Stored data entries:
%%

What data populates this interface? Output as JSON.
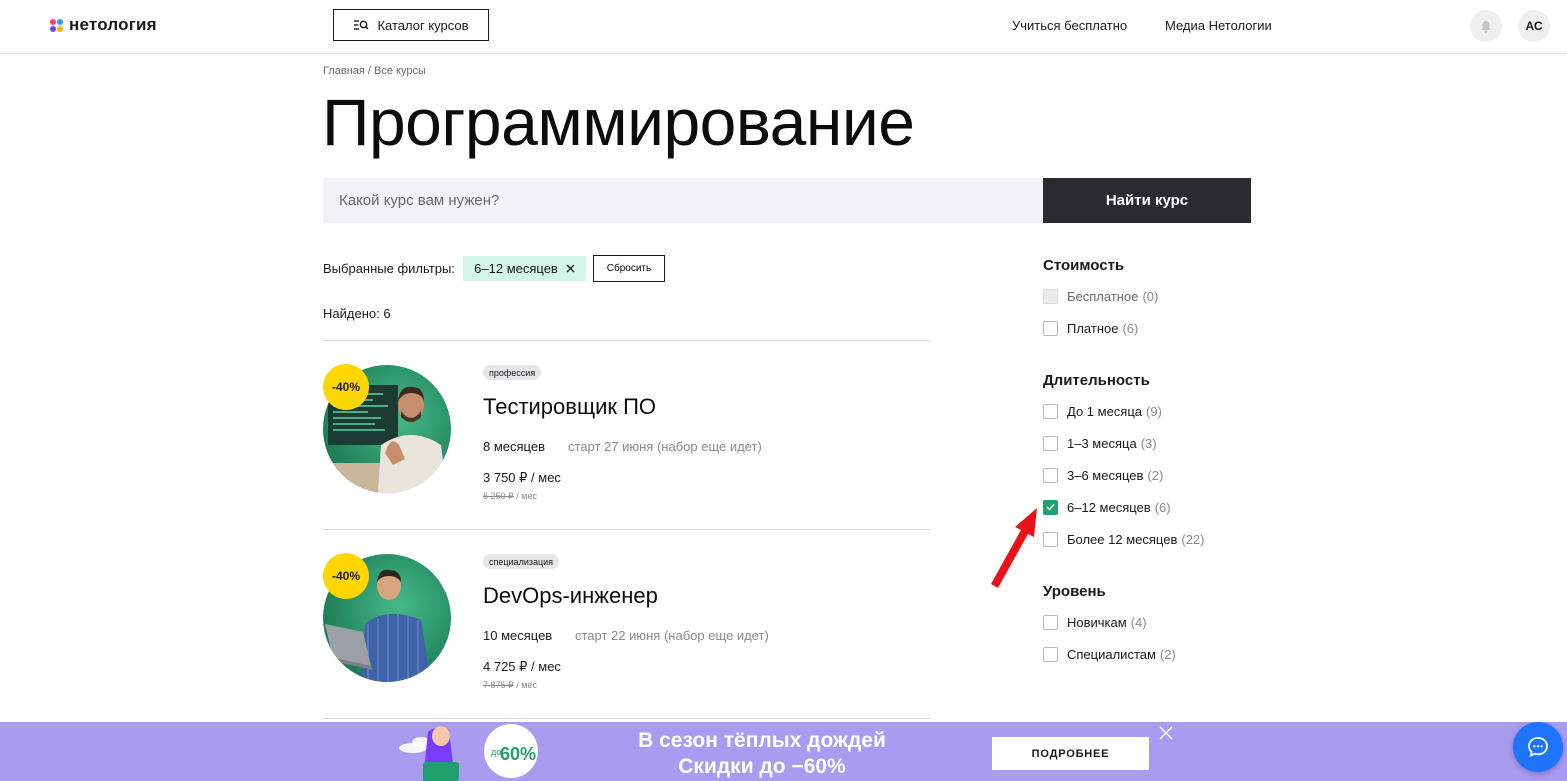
{
  "header": {
    "logo_text": "нетология",
    "catalog_label": "Каталог курсов",
    "nav": [
      "Учиться бесплатно",
      "Медиа Нетологии"
    ],
    "avatar_initials": "АС"
  },
  "breadcrumb": "Главная / Все курсы",
  "page_title": "Программирование",
  "search": {
    "placeholder": "Какой курс вам нужен?",
    "button_label": "Найти курс"
  },
  "filters": {
    "label": "Выбранные фильтры:",
    "chip": "6–12 месяцев",
    "reset_label": "Сбросить"
  },
  "found": "Найдено: 6",
  "courses": [
    {
      "discount": "-40%",
      "tag": "профессия",
      "title": "Тестировщик ПО",
      "duration": "8 месяцев",
      "start": "старт 27 июня (набор еще идет)",
      "price": "3 750 ₽ / мес",
      "old_price": "6 250 ₽",
      "old_price_unit": " / мес"
    },
    {
      "discount": "-40%",
      "tag": "специализация",
      "title": "DevOps-инженер",
      "duration": "10 месяцев",
      "start": "старт 22 июня (набор еще идет)",
      "price": "4 725 ₽ / мес",
      "old_price": "7 875 ₽",
      "old_price_unit": " / мес"
    }
  ],
  "sidebar": {
    "cost": {
      "heading": "Стоимость",
      "options": [
        {
          "label": "Бесплатное",
          "count": "(0)",
          "state": "disabled"
        },
        {
          "label": "Платное",
          "count": "(6)",
          "state": "unchecked"
        }
      ]
    },
    "duration": {
      "heading": "Длительность",
      "options": [
        {
          "label": "До 1 месяца",
          "count": "(9)",
          "state": "unchecked"
        },
        {
          "label": "1–3 месяца",
          "count": "(3)",
          "state": "unchecked"
        },
        {
          "label": "3–6 месяцев",
          "count": "(2)",
          "state": "unchecked"
        },
        {
          "label": "6–12 месяцев",
          "count": "(6)",
          "state": "checked"
        },
        {
          "label": "Более 12 месяцев",
          "count": "(22)",
          "state": "unchecked"
        }
      ]
    },
    "level": {
      "heading": "Уровень",
      "options": [
        {
          "label": "Новичкам",
          "count": "(4)",
          "state": "unchecked"
        },
        {
          "label": "Специалистам",
          "count": "(2)",
          "state": "unchecked"
        }
      ]
    }
  },
  "banner": {
    "line1": "В сезон тёплых дождей",
    "line2": "Скидки до −60%",
    "badge_prefix": "до",
    "badge_value": "60%",
    "button_label": "ПОДРОБНЕЕ"
  },
  "colors": {
    "accent_green": "#20a06d",
    "chip_bg": "#d4f5ea",
    "banner_bg": "#a89bf0",
    "discount_yellow": "#ffd600",
    "chat_blue": "#1e74ff",
    "annotation_arrow": "#e8121b"
  }
}
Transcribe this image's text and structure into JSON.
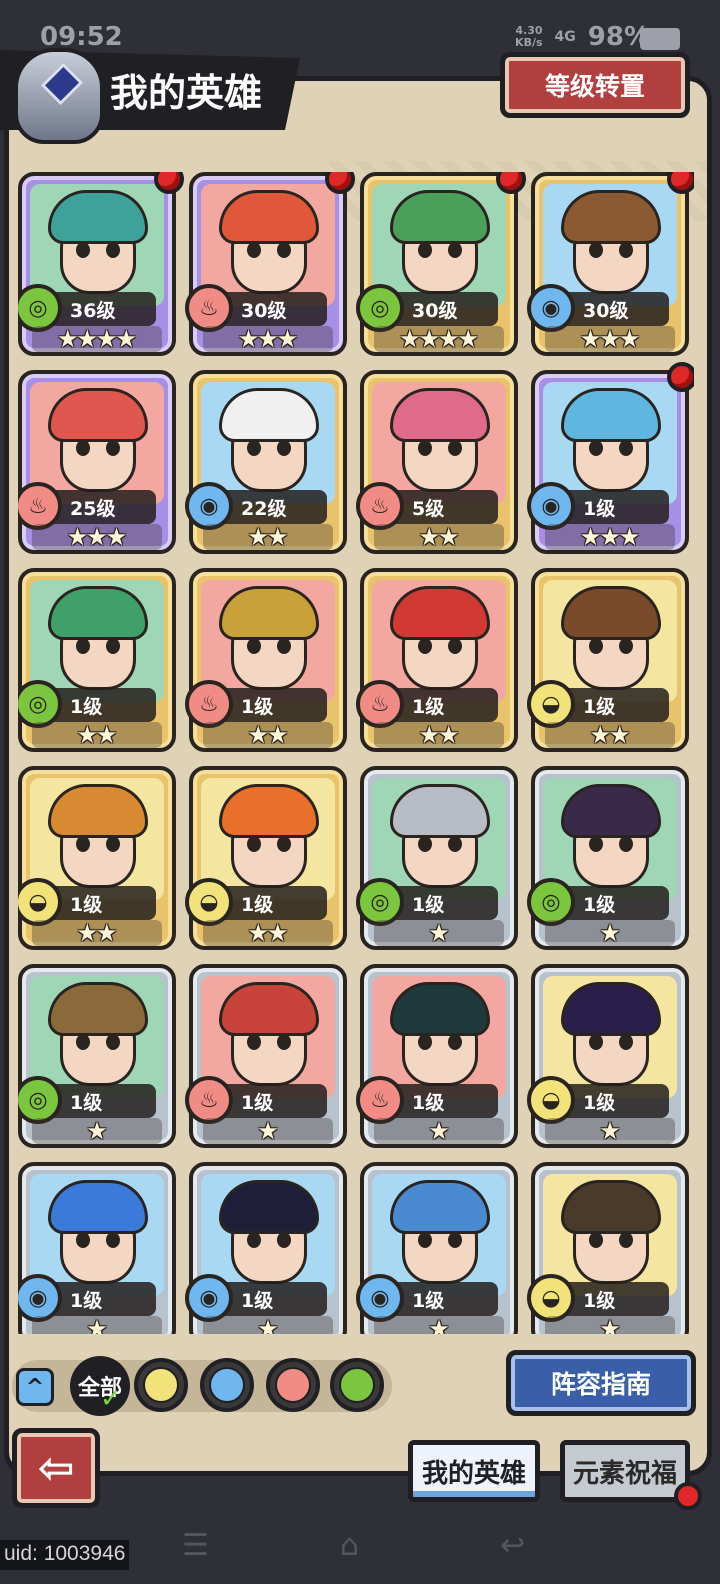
{
  "status": {
    "time": "09:52",
    "net_speed": "4.30",
    "net_unit": "KB/s",
    "signal": "4G",
    "battery": "98%"
  },
  "header": {
    "title": "我的英雄",
    "level_transfer_button": "等级转置"
  },
  "heroes": [
    {
      "level": "36级",
      "stars": 4,
      "element": "wind",
      "frame": "purple",
      "new": true,
      "hair": "#3fa29a"
    },
    {
      "level": "30级",
      "stars": 3,
      "element": "fire",
      "frame": "purple",
      "new": true,
      "hair": "#e0573a"
    },
    {
      "level": "30级",
      "stars": 4,
      "element": "wind",
      "frame": "gold",
      "new": true,
      "hair": "#4aa05a"
    },
    {
      "level": "30级",
      "stars": 3,
      "element": "water",
      "frame": "gold",
      "new": true,
      "hair": "#8c5a32"
    },
    {
      "level": "25级",
      "stars": 3,
      "element": "fire",
      "frame": "purple",
      "new": false,
      "hair": "#e0574f"
    },
    {
      "level": "22级",
      "stars": 2,
      "element": "water",
      "frame": "gold",
      "new": false,
      "hair": "#f0f0f0"
    },
    {
      "level": "5级",
      "stars": 2,
      "element": "fire",
      "frame": "gold",
      "new": false,
      "hair": "#e06a8a"
    },
    {
      "level": "1级",
      "stars": 3,
      "element": "water",
      "frame": "purple",
      "new": true,
      "hair": "#5fb7e0"
    },
    {
      "level": "1级",
      "stars": 2,
      "element": "wind",
      "frame": "gold",
      "new": false,
      "hair": "#3fa06a"
    },
    {
      "level": "1级",
      "stars": 2,
      "element": "fire",
      "frame": "gold",
      "new": false,
      "hair": "#c9a03a"
    },
    {
      "level": "1级",
      "stars": 2,
      "element": "fire",
      "frame": "gold",
      "new": false,
      "hair": "#d03a32"
    },
    {
      "level": "1级",
      "stars": 2,
      "element": "earth",
      "frame": "gold",
      "new": false,
      "hair": "#7a4a2a"
    },
    {
      "level": "1级",
      "stars": 2,
      "element": "earth",
      "frame": "gold",
      "new": false,
      "hair": "#d88a32"
    },
    {
      "level": "1级",
      "stars": 2,
      "element": "earth",
      "frame": "gold",
      "new": false,
      "hair": "#e8702a"
    },
    {
      "level": "1级",
      "stars": 1,
      "element": "wind",
      "frame": "silver",
      "new": false,
      "hair": "#b8bcc4"
    },
    {
      "level": "1级",
      "stars": 1,
      "element": "wind",
      "frame": "silver",
      "new": false,
      "hair": "#3a2a4a"
    },
    {
      "level": "1级",
      "stars": 1,
      "element": "wind",
      "frame": "silver",
      "new": false,
      "hair": "#8a6a3a"
    },
    {
      "level": "1级",
      "stars": 1,
      "element": "fire",
      "frame": "silver",
      "new": false,
      "hair": "#c8433a"
    },
    {
      "level": "1级",
      "stars": 1,
      "element": "fire",
      "frame": "silver",
      "new": false,
      "hair": "#1e3a3a"
    },
    {
      "level": "1级",
      "stars": 1,
      "element": "earth",
      "frame": "silver",
      "new": false,
      "hair": "#2a1e4a"
    },
    {
      "level": "1级",
      "stars": 1,
      "element": "water",
      "frame": "silver",
      "new": false,
      "hair": "#3a7ad8"
    },
    {
      "level": "1级",
      "stars": 1,
      "element": "water",
      "frame": "silver",
      "new": false,
      "hair": "#1e1e3a"
    },
    {
      "level": "1级",
      "stars": 1,
      "element": "water",
      "frame": "silver",
      "new": false,
      "hair": "#4a8ad0"
    },
    {
      "level": "1级",
      "stars": 1,
      "element": "earth",
      "frame": "silver",
      "new": false,
      "hair": "#4a3a2a"
    }
  ],
  "filters": {
    "all_label": "全部",
    "items": [
      "earth",
      "water",
      "fire",
      "wind"
    ]
  },
  "lineup_guide_button": "阵容指南",
  "tabs": {
    "my_heroes": "我的英雄",
    "element_blessing": "元素祝福"
  },
  "footer": {
    "uid": "uid: 1003946"
  },
  "colors": {
    "wind": "#7bc63e",
    "fire": "#f08c85",
    "water": "#6fb7ee",
    "earth": "#f1e27a",
    "accent_red": "#b23f3f",
    "accent_blue": "#3a5fa8"
  }
}
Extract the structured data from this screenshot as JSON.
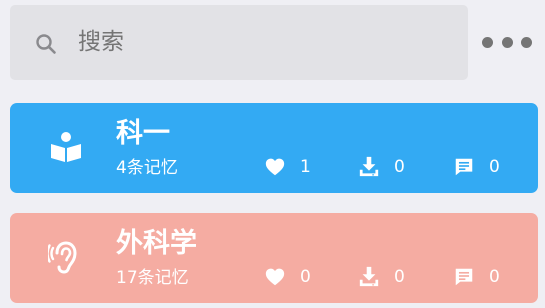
{
  "search": {
    "placeholder": "搜索"
  },
  "header": {
    "more_icon": "more-horizontal-icon"
  },
  "cards": [
    {
      "title": "科一",
      "subtitle": "4条记忆",
      "icon": "book-reader-icon",
      "color": "#33aaf3",
      "likes": "1",
      "downloads": "0",
      "comments": "0"
    },
    {
      "title": "外科学",
      "subtitle": "17条记忆",
      "icon": "ear-icon",
      "color": "#f5aca2",
      "likes": "0",
      "downloads": "0",
      "comments": "0"
    }
  ],
  "icons": {
    "like": "heart-icon",
    "download": "download-icon",
    "comment": "comment-icon"
  },
  "colors": {
    "background": "#efeff4",
    "search_background": "#e2e2e6",
    "text_on_card": "#ffffff",
    "muted": "#8e8e93"
  }
}
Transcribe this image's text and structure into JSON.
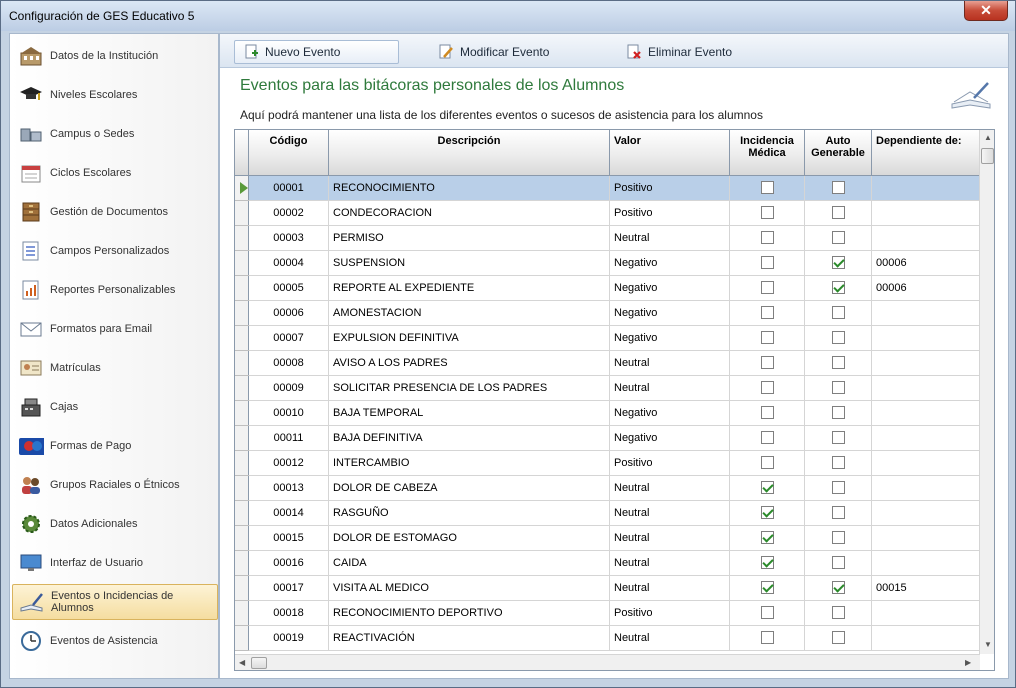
{
  "window": {
    "title": "Configuración de GES Educativo 5",
    "close_label": "✕"
  },
  "sidebar": {
    "items": [
      {
        "label": "Datos de la Institución",
        "icon": "building-icon"
      },
      {
        "label": "Niveles Escolares",
        "icon": "graduation-cap-icon"
      },
      {
        "label": "Campus o Sedes",
        "icon": "campus-icon"
      },
      {
        "label": "Ciclos Escolares",
        "icon": "calendar-icon"
      },
      {
        "label": "Gestión de Documentos",
        "icon": "cabinet-icon"
      },
      {
        "label": "Campos Personalizados",
        "icon": "checklist-icon"
      },
      {
        "label": "Reportes Personalizables",
        "icon": "report-icon"
      },
      {
        "label": "Formatos para Email",
        "icon": "email-icon"
      },
      {
        "label": "Matrículas",
        "icon": "id-card-icon"
      },
      {
        "label": "Cajas",
        "icon": "cash-register-icon"
      },
      {
        "label": "Formas de Pago",
        "icon": "credit-card-icon"
      },
      {
        "label": "Grupos Raciales o Étnicos",
        "icon": "people-icon"
      },
      {
        "label": "Datos Adicionales",
        "icon": "gear-icon"
      },
      {
        "label": "Interfaz de Usuario",
        "icon": "monitor-icon"
      },
      {
        "label": "Eventos o Incidencias de Alumnos",
        "icon": "book-pen-icon",
        "active": true
      },
      {
        "label": "Eventos de Asistencia",
        "icon": "clock-icon"
      }
    ]
  },
  "toolbar": {
    "new_label": "Nuevo Evento",
    "edit_label": "Modificar Evento",
    "delete_label": "Eliminar Evento"
  },
  "main": {
    "title": "Eventos para las bitácoras personales de los Alumnos",
    "subtitle": "Aquí podrá mantener una lista de los diferentes eventos o sucesos de asistencia para los alumnos"
  },
  "table": {
    "headers": {
      "code": "Código",
      "description": "Descripción",
      "value": "Valor",
      "medical_1": "Incidencia",
      "medical_2": "Médica",
      "auto_1": "Auto",
      "auto_2": "Generable",
      "dependent": "Dependiente de:"
    },
    "rows": [
      {
        "code": "00001",
        "description": "RECONOCIMIENTO",
        "value": "Positivo",
        "medical": false,
        "auto": false,
        "dependent": "",
        "current": true
      },
      {
        "code": "00002",
        "description": "CONDECORACION",
        "value": "Positivo",
        "medical": false,
        "auto": false,
        "dependent": ""
      },
      {
        "code": "00003",
        "description": "PERMISO",
        "value": "Neutral",
        "medical": false,
        "auto": false,
        "dependent": ""
      },
      {
        "code": "00004",
        "description": "SUSPENSION",
        "value": "Negativo",
        "medical": false,
        "auto": true,
        "dependent": "00006"
      },
      {
        "code": "00005",
        "description": "REPORTE AL EXPEDIENTE",
        "value": "Negativo",
        "medical": false,
        "auto": true,
        "dependent": "00006"
      },
      {
        "code": "00006",
        "description": "AMONESTACION",
        "value": "Negativo",
        "medical": false,
        "auto": false,
        "dependent": ""
      },
      {
        "code": "00007",
        "description": "EXPULSION DEFINITIVA",
        "value": "Negativo",
        "medical": false,
        "auto": false,
        "dependent": ""
      },
      {
        "code": "00008",
        "description": "AVISO A LOS PADRES",
        "value": "Neutral",
        "medical": false,
        "auto": false,
        "dependent": ""
      },
      {
        "code": "00009",
        "description": "SOLICITAR PRESENCIA DE LOS PADRES",
        "value": "Neutral",
        "medical": false,
        "auto": false,
        "dependent": ""
      },
      {
        "code": "00010",
        "description": "BAJA TEMPORAL",
        "value": "Negativo",
        "medical": false,
        "auto": false,
        "dependent": ""
      },
      {
        "code": "00011",
        "description": "BAJA DEFINITIVA",
        "value": "Negativo",
        "medical": false,
        "auto": false,
        "dependent": ""
      },
      {
        "code": "00012",
        "description": "INTERCAMBIO",
        "value": "Positivo",
        "medical": false,
        "auto": false,
        "dependent": ""
      },
      {
        "code": "00013",
        "description": "DOLOR DE CABEZA",
        "value": "Neutral",
        "medical": true,
        "auto": false,
        "dependent": ""
      },
      {
        "code": "00014",
        "description": "RASGUÑO",
        "value": "Neutral",
        "medical": true,
        "auto": false,
        "dependent": ""
      },
      {
        "code": "00015",
        "description": "DOLOR DE ESTOMAGO",
        "value": "Neutral",
        "medical": true,
        "auto": false,
        "dependent": ""
      },
      {
        "code": "00016",
        "description": "CAIDA",
        "value": "Neutral",
        "medical": true,
        "auto": false,
        "dependent": ""
      },
      {
        "code": "00017",
        "description": "VISITA AL MEDICO",
        "value": "Neutral",
        "medical": true,
        "auto": true,
        "dependent": "00015"
      },
      {
        "code": "00018",
        "description": "RECONOCIMIENTO DEPORTIVO",
        "value": "Positivo",
        "medical": false,
        "auto": false,
        "dependent": ""
      },
      {
        "code": "00019",
        "description": "REACTIVACIÓN",
        "value": "Neutral",
        "medical": false,
        "auto": false,
        "dependent": ""
      }
    ]
  }
}
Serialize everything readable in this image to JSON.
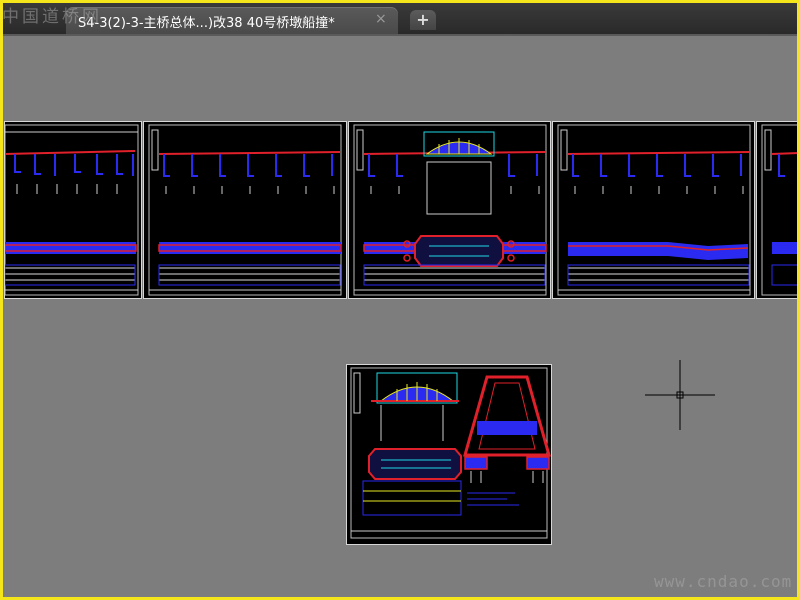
{
  "app": {
    "tab": {
      "title": "S4-3(2)-3-主桥总体...)改38 40号桥墩船撞*",
      "close_icon": "close-icon",
      "close_glyph": "×"
    },
    "new_tab": {
      "icon": "plus-icon",
      "glyph": "+"
    }
  },
  "watermarks": {
    "top": "中国道桥网",
    "bottom": "www.cndao.com"
  },
  "colors": {
    "border": "#f5e51b",
    "canvas": "#7d7d7d",
    "sheet_background": "#000000",
    "red": "#e0202a",
    "blue": "#2a2af0",
    "cyan": "#20d8e6",
    "yellow": "#e8e820"
  },
  "layouts": [
    {
      "name": "sheet-1"
    },
    {
      "name": "sheet-2"
    },
    {
      "name": "sheet-3"
    },
    {
      "name": "sheet-4"
    },
    {
      "name": "sheet-5"
    },
    {
      "name": "sheet-6"
    }
  ]
}
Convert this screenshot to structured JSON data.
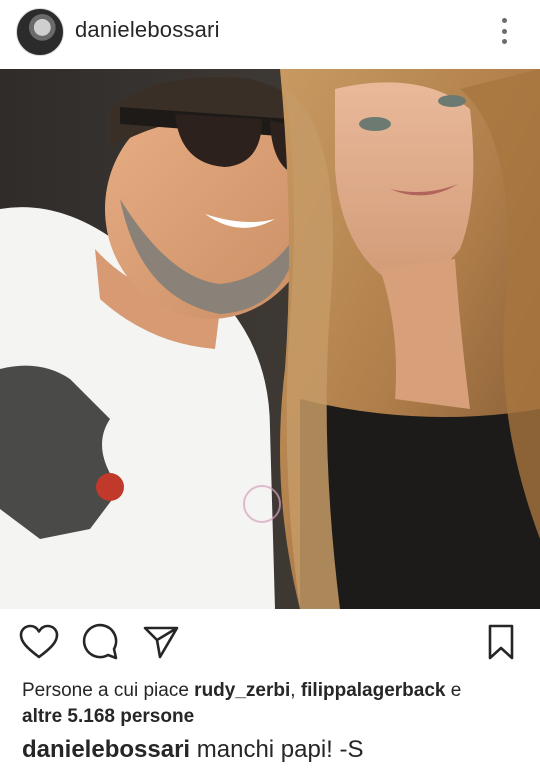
{
  "post": {
    "username": "danielebossari",
    "likes": {
      "prefix": "Persone a cui piace",
      "user1": "rudy_zerbi",
      "separator": ",",
      "user2": "filippalagerback",
      "conjunction": "e",
      "others": "altre 5.168 persone"
    },
    "caption": {
      "username": "danielebossari",
      "text": "manchi papi! -S"
    }
  },
  "icons": {
    "more": "more-vertical-icon",
    "like": "heart-icon",
    "comment": "comment-icon",
    "share": "send-icon",
    "save": "bookmark-icon"
  },
  "colors": {
    "text": "#262626",
    "icon": "#262626",
    "background": "#ffffff"
  }
}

%%

GIVEN INSTRUCTION: Of the lines in the listing, how many hold the word "ffffff"? Nothing but the number is needed.

SOLUTION FOR THIS PROBLEM: 2